__Job__. Repeat, exactly and completely, the entries shown underneath.

....................

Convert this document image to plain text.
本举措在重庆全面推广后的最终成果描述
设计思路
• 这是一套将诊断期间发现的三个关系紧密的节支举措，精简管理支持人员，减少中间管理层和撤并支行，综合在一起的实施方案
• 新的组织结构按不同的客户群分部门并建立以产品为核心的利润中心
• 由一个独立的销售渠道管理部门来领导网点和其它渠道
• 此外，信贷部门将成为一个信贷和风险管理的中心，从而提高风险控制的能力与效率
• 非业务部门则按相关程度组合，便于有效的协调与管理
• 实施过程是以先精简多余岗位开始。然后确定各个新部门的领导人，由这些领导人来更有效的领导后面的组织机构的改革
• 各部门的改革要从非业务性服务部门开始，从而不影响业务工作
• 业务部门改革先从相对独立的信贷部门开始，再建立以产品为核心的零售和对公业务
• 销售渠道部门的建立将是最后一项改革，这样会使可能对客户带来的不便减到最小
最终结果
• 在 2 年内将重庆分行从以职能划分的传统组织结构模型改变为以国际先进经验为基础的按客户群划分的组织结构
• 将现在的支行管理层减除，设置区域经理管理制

....................

__Solution__.
Convert this document image to plain text.
本举措在重庆全面推广后的最终成果描述
设计思路
• 这是一套将诊断期间发现的三个关系紧密的节支举措，精简管理支持人员，减少中间管理层和撤并支行，综合在一起的实施方案
• 新的组织结构按不同的客户群分部门并建立以产品为核心的利润中心
• 由一个独立的销售渠道管理部门来领导网点和其它渠道
• 此外，信贷部门将成为一个信贷和风险管理的中心，从而提高风险控制的能力与效率
• 非业务部门则按相关程度组合，便于有效的协调与管理
• 实施过程是以先精简多余岗位开始。然后确定各个新部门的领导人，由这些领导人来更有效的领导后面的组织机构的改革
• 各部门的改革要从非业务性服务部门开始，从而不影响业务工作
• 业务部门改革先从相对独立的信贷部门开始，再建立以产品为核心的零售和对公业务
• 销售渠道部门的建立将是最后一项改革，这样会使可能对客户带来的不便减到最小
最终结果
• 在 2 年内将重庆分行从以职能划分的传统组织结构模型改变为以国际先进经验为基础的按客户群划分的组织结构
• 将现在的支行管理层减除，设置区域经理管理制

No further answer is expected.